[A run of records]

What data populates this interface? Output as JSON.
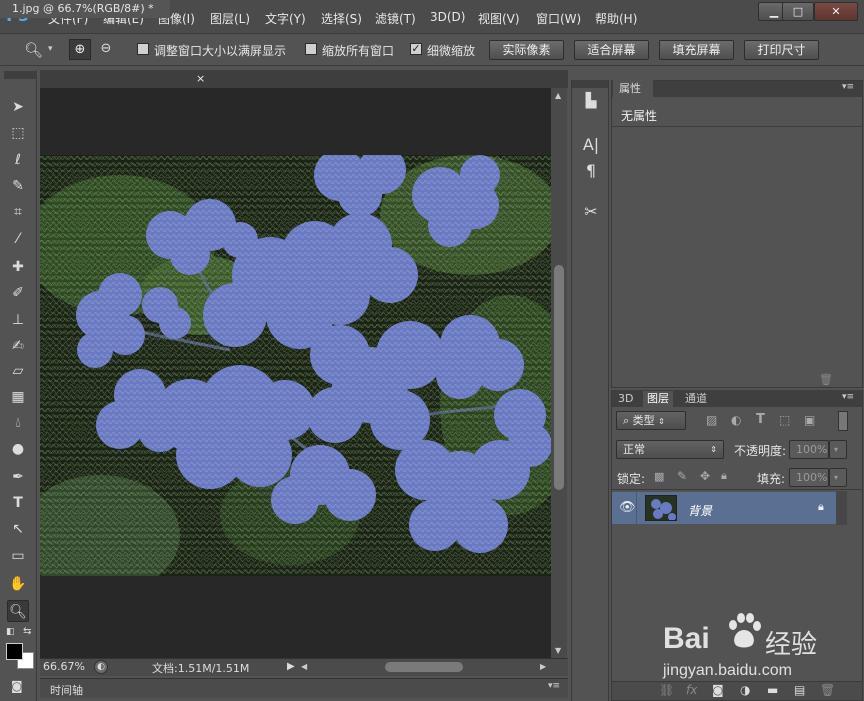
{
  "app": {
    "logo": "Ps"
  },
  "menu": [
    "文件(F)",
    "编辑(E)",
    "图像(I)",
    "图层(L)",
    "文字(Y)",
    "选择(S)",
    "滤镜(T)",
    "3D(D)",
    "视图(V)",
    "窗口(W)",
    "帮助(H)"
  ],
  "window_buttons": {
    "minimize": "▁",
    "maximize": "□",
    "close": "✕"
  },
  "options": {
    "resize_windows": {
      "label": "调整窗口大小以满屏显示",
      "checked": false
    },
    "zoom_all": {
      "label": "缩放所有窗口",
      "checked": false
    },
    "scrubby": {
      "label": "细微缩放",
      "checked": true
    },
    "buttons": [
      "实际像素",
      "适合屏幕",
      "填充屏幕",
      "打印尺寸"
    ]
  },
  "document": {
    "tab_title": "1.jpg @ 66.7%(RGB/8#) *",
    "close": "×",
    "zoom": "66.67%",
    "doc_info": "文档:1.51M/1.51M"
  },
  "timeline": {
    "label": "时间轴"
  },
  "properties": {
    "tab": "属性",
    "content": "无属性"
  },
  "layers": {
    "tabs": [
      "3D",
      "图层",
      "通道"
    ],
    "filter_kind": "类型",
    "blend_mode": "正常",
    "opacity_label": "不透明度:",
    "opacity_value": "100%",
    "lock_label": "锁定:",
    "fill_label": "填充:",
    "fill_value": "100%",
    "items": [
      {
        "name": "背景",
        "locked": true,
        "visible": true
      }
    ]
  },
  "watermark": {
    "brand": "Bai",
    "brand2": "经验",
    "url": "jingyan.baidu.com"
  },
  "colors": {
    "accent": "#58a8e8",
    "selected_layer": "#5b6f93",
    "canvas_bg": "#282828",
    "panel_bg": "#535353"
  }
}
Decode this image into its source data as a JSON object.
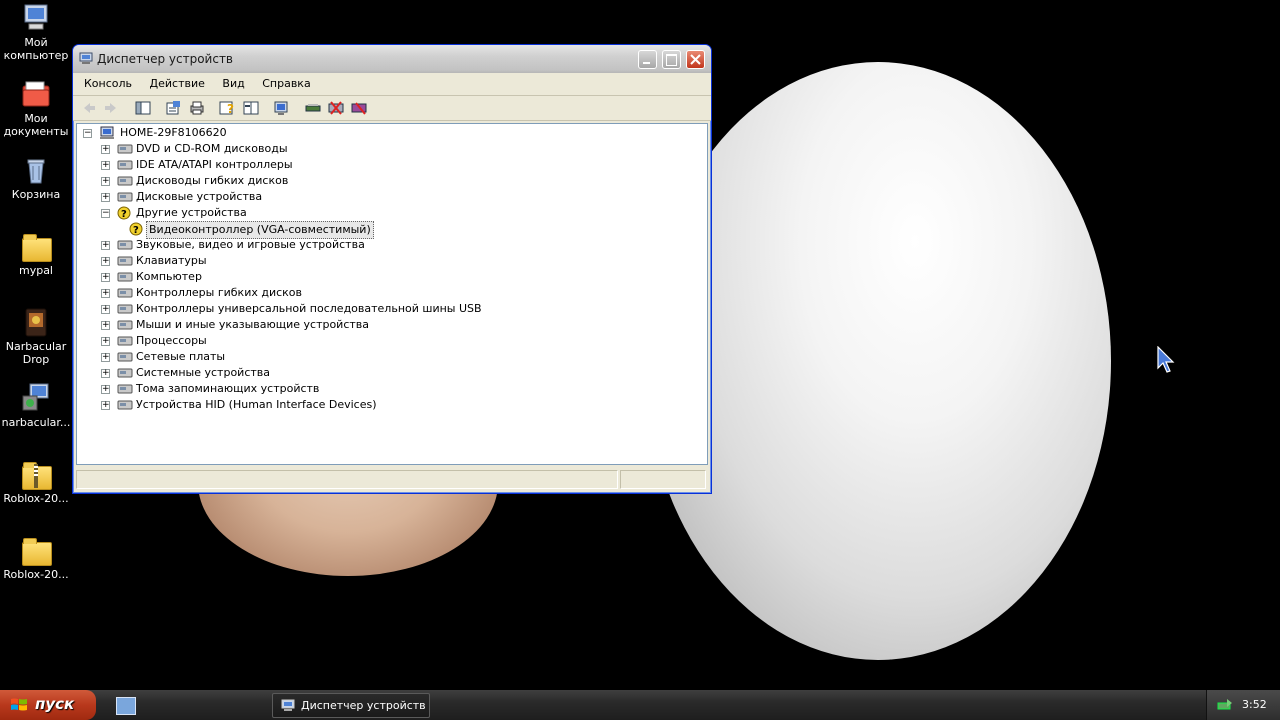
{
  "desktop": {
    "icons": [
      {
        "label": "Мой компьютер",
        "icon": "my-computer-icon"
      },
      {
        "label": "Мои документы",
        "icon": "my-documents-icon"
      },
      {
        "label": "Корзина",
        "icon": "recycle-bin-icon"
      },
      {
        "label": "mypal",
        "icon": "folder-icon"
      },
      {
        "label": "Narbacular Drop",
        "icon": "game-icon"
      },
      {
        "label": "narbacular...",
        "icon": "installer-icon"
      },
      {
        "label": "Roblox-20...",
        "icon": "zip-folder-icon"
      },
      {
        "label": "Roblox-20...",
        "icon": "folder-icon"
      }
    ]
  },
  "window": {
    "title": "Диспетчер устройств",
    "menu": [
      "Консоль",
      "Действие",
      "Вид",
      "Справка"
    ],
    "toolbar_icons": [
      "back-icon",
      "forward-icon",
      "show-hide-tree-icon",
      "properties-icon",
      "print-icon",
      "help-icon",
      "view-icon",
      "scan-hardware-icon",
      "update-driver-icon",
      "disable-device-icon",
      "uninstall-device-icon"
    ],
    "tree": {
      "root": "HOME-29F8106620",
      "nodes": [
        {
          "label": "DVD и CD-ROM дисководы",
          "expanded": false
        },
        {
          "label": "IDE ATA/ATAPI контроллеры",
          "expanded": false
        },
        {
          "label": "Дисководы гибких дисков",
          "expanded": false
        },
        {
          "label": "Дисковые устройства",
          "expanded": false
        },
        {
          "label": "Другие устройства",
          "expanded": true
        },
        {
          "label": "Видеоконтроллер (VGA-совместимый)",
          "child": true,
          "selected": true
        },
        {
          "label": "Звуковые, видео и игровые устройства",
          "expanded": false
        },
        {
          "label": "Клавиатуры",
          "expanded": false
        },
        {
          "label": "Компьютер",
          "expanded": false
        },
        {
          "label": "Контроллеры гибких дисков",
          "expanded": false
        },
        {
          "label": "Контроллеры универсальной последовательной шины USB",
          "expanded": false
        },
        {
          "label": "Мыши и иные указывающие устройства",
          "expanded": false
        },
        {
          "label": "Процессоры",
          "expanded": false
        },
        {
          "label": "Сетевые платы",
          "expanded": false
        },
        {
          "label": "Системные устройства",
          "expanded": false
        },
        {
          "label": "Тома запоминающих устройств",
          "expanded": false
        },
        {
          "label": "Устройства HID (Human Interface Devices)",
          "expanded": false
        }
      ]
    }
  },
  "taskbar": {
    "start_label": "пуск",
    "task_label": "Диспетчер устройств",
    "clock": "3:52"
  }
}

#### What you have to do:
Make an exact copy of every record, pictures excluded.

#### Exercise response:
What data populates this interface? Output as JSON.
{
  "app": {
    "logo": "Ps"
  },
  "menu": [
    "文件(F)",
    "编辑(E)",
    "图像(I)",
    "图层(L)",
    "文字(Y)",
    "选择(S)",
    "滤镜(T)",
    "3D(D)",
    "视图(V)",
    "窗口(W)",
    "帮助(H)"
  ],
  "window_buttons": {
    "minimize": "▁",
    "maximize": "□",
    "close": "✕"
  },
  "options": {
    "resize_windows": {
      "label": "调整窗口大小以满屏显示",
      "checked": false
    },
    "zoom_all": {
      "label": "缩放所有窗口",
      "checked": false
    },
    "scrubby": {
      "label": "细微缩放",
      "checked": true
    },
    "buttons": [
      "实际像素",
      "适合屏幕",
      "填充屏幕",
      "打印尺寸"
    ]
  },
  "document": {
    "tab_title": "1.jpg @ 66.7%(RGB/8#) *",
    "close": "×",
    "zoom": "66.67%",
    "doc_info": "文档:1.51M/1.51M"
  },
  "timeline": {
    "label": "时间轴"
  },
  "properties": {
    "tab": "属性",
    "content": "无属性"
  },
  "layers": {
    "tabs": [
      "3D",
      "图层",
      "通道"
    ],
    "filter_kind": "类型",
    "blend_mode": "正常",
    "opacity_label": "不透明度:",
    "opacity_value": "100%",
    "lock_label": "锁定:",
    "fill_label": "填充:",
    "fill_value": "100%",
    "items": [
      {
        "name": "背景",
        "locked": true,
        "visible": true
      }
    ]
  },
  "watermark": {
    "brand": "Bai",
    "brand2": "经验",
    "url": "jingyan.baidu.com"
  },
  "colors": {
    "accent": "#58a8e8",
    "selected_layer": "#5b6f93",
    "canvas_bg": "#282828",
    "panel_bg": "#535353"
  }
}
Decode this image into its source data as a JSON object.
{
  "desktop": {
    "icons": [
      {
        "label": "Мой компьютер",
        "icon": "my-computer-icon"
      },
      {
        "label": "Мои документы",
        "icon": "my-documents-icon"
      },
      {
        "label": "Корзина",
        "icon": "recycle-bin-icon"
      },
      {
        "label": "mypal",
        "icon": "folder-icon"
      },
      {
        "label": "Narbacular Drop",
        "icon": "game-icon"
      },
      {
        "label": "narbacular...",
        "icon": "installer-icon"
      },
      {
        "label": "Roblox-20...",
        "icon": "zip-folder-icon"
      },
      {
        "label": "Roblox-20...",
        "icon": "folder-icon"
      }
    ]
  },
  "window": {
    "title": "Диспетчер устройств",
    "menu": [
      "Консоль",
      "Действие",
      "Вид",
      "Справка"
    ],
    "toolbar_icons": [
      "back-icon",
      "forward-icon",
      "show-hide-tree-icon",
      "properties-icon",
      "print-icon",
      "help-icon",
      "view-icon",
      "scan-hardware-icon",
      "update-driver-icon",
      "disable-device-icon",
      "uninstall-device-icon"
    ],
    "tree": {
      "root": "HOME-29F8106620",
      "nodes": [
        {
          "label": "DVD и CD-ROM дисководы",
          "expanded": false
        },
        {
          "label": "IDE ATA/ATAPI контроллеры",
          "expanded": false
        },
        {
          "label": "Дисководы гибких дисков",
          "expanded": false
        },
        {
          "label": "Дисковые устройства",
          "expanded": false
        },
        {
          "label": "Другие устройства",
          "expanded": true
        },
        {
          "label": "Видеоконтроллер (VGA-совместимый)",
          "child": true,
          "selected": true
        },
        {
          "label": "Звуковые, видео и игровые устройства",
          "expanded": false
        },
        {
          "label": "Клавиатуры",
          "expanded": false
        },
        {
          "label": "Компьютер",
          "expanded": false
        },
        {
          "label": "Контроллеры гибких дисков",
          "expanded": false
        },
        {
          "label": "Контроллеры универсальной последовательной шины USB",
          "expanded": false
        },
        {
          "label": "Мыши и иные указывающие устройства",
          "expanded": false
        },
        {
          "label": "Процессоры",
          "expanded": false
        },
        {
          "label": "Сетевые платы",
          "expanded": false
        },
        {
          "label": "Системные устройства",
          "expanded": false
        },
        {
          "label": "Тома запоминающих устройств",
          "expanded": false
        },
        {
          "label": "Устройства HID (Human Interface Devices)",
          "expanded": false
        }
      ]
    }
  },
  "taskbar": {
    "start_label": "пуск",
    "task_label": "Диспетчер устройств",
    "clock": "3:52"
  }
}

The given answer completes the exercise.